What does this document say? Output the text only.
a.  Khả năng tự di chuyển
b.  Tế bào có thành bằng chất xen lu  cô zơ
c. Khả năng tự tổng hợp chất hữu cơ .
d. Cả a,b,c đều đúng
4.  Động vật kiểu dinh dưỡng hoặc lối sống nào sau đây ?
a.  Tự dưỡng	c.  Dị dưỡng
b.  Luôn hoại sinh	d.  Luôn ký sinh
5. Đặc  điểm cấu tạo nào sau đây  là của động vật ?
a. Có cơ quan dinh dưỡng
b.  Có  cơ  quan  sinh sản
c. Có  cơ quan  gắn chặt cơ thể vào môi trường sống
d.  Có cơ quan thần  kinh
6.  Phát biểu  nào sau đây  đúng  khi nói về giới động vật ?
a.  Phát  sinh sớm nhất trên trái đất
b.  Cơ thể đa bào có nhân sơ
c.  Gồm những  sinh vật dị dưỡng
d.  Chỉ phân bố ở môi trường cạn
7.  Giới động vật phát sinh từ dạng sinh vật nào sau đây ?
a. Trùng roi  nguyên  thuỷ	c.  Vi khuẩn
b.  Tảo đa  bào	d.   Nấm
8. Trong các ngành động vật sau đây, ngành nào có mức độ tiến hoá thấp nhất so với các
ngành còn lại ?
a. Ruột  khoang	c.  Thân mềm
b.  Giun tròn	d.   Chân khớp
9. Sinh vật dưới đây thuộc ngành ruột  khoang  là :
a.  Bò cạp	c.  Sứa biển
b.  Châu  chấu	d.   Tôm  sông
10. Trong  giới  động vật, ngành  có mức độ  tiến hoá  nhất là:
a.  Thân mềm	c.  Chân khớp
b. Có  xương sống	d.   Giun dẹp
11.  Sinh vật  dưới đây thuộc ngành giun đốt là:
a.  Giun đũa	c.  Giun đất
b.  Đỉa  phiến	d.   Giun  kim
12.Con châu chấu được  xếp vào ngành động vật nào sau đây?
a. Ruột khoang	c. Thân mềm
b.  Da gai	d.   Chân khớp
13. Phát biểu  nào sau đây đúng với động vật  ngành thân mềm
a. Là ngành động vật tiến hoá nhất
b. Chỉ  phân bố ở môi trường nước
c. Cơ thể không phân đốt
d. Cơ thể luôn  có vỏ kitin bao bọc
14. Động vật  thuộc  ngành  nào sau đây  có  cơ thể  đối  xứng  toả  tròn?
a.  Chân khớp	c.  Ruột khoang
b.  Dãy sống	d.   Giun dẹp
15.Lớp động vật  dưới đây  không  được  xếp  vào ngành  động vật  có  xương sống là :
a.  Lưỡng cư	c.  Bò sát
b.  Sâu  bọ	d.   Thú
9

★ ★ ★ ★

Write out every entry above, word for word.

What does this document say? Output the text only.
a.  Khả năng tự di chuyển
b.  Tế bào có thành bằng chất xen lu  cô zơ
c. Khả năng tự tổng hợp chất hữu cơ .
d. Cả a,b,c đều đúng
4.  Động vật kiểu dinh dưỡng hoặc lối sống nào sau đây ?
a.  Tự dưỡng	c.  Dị dưỡng
b.  Luôn hoại sinh	d.  Luôn ký sinh
5. Đặc  điểm cấu tạo nào sau đây  là của động vật ?
a. Có cơ quan dinh dưỡng
b.  Có  cơ  quan  sinh sản
c. Có  cơ quan  gắn chặt cơ thể vào môi trường sống
d.  Có cơ quan thần  kinh
6.  Phát biểu  nào sau đây  đúng  khi nói về giới động vật ?
a.  Phát  sinh sớm nhất trên trái đất
b.  Cơ thể đa bào có nhân sơ
c.  Gồm những  sinh vật dị dưỡng
d.  Chỉ phân bố ở môi trường cạn
7.  Giới động vật phát sinh từ dạng sinh vật nào sau đây ?
a. Trùng roi  nguyên  thuỷ	c.  Vi khuẩn
b.  Tảo đa  bào	d.   Nấm
8. Trong các ngành động vật sau đây, ngành nào có mức độ tiến hoá thấp nhất so với các
ngành còn lại ?
a. Ruột  khoang	c.  Thân mềm
b.  Giun tròn	d.   Chân khớp
9. Sinh vật dưới đây thuộc ngành ruột  khoang  là :
a.  Bò cạp	c.  Sứa biển
b.  Châu  chấu	d.   Tôm  sông
10. Trong  giới  động vật, ngành  có mức độ  tiến hoá  nhất là:
a.  Thân mềm	c.  Chân khớp
b. Có  xương sống	d.   Giun dẹp
11.  Sinh vật  dưới đây thuộc ngành giun đốt là:
a.  Giun đũa	c.  Giun đất
b.  Đỉa  phiến	d.   Giun  kim
12.Con châu chấu được  xếp vào ngành động vật nào sau đây?
a. Ruột khoang	c. Thân mềm
b.  Da gai	d.   Chân khớp
13. Phát biểu  nào sau đây đúng với động vật  ngành thân mềm
a. Là ngành động vật tiến hoá nhất
b. Chỉ  phân bố ở môi trường nước
c. Cơ thể không phân đốt
d. Cơ thể luôn  có vỏ kitin bao bọc
14. Động vật  thuộc  ngành  nào sau đây  có  cơ thể  đối  xứng  toả  tròn?
a.  Chân khớp	c.  Ruột khoang
b.  Dãy sống	d.   Giun dẹp
15.Lớp động vật  dưới đây  không  được  xếp  vào ngành  động vật  có  xương sống là :
a.  Lưỡng cư	c.  Bò sát
b.  Sâu  bọ	d.   Thú
9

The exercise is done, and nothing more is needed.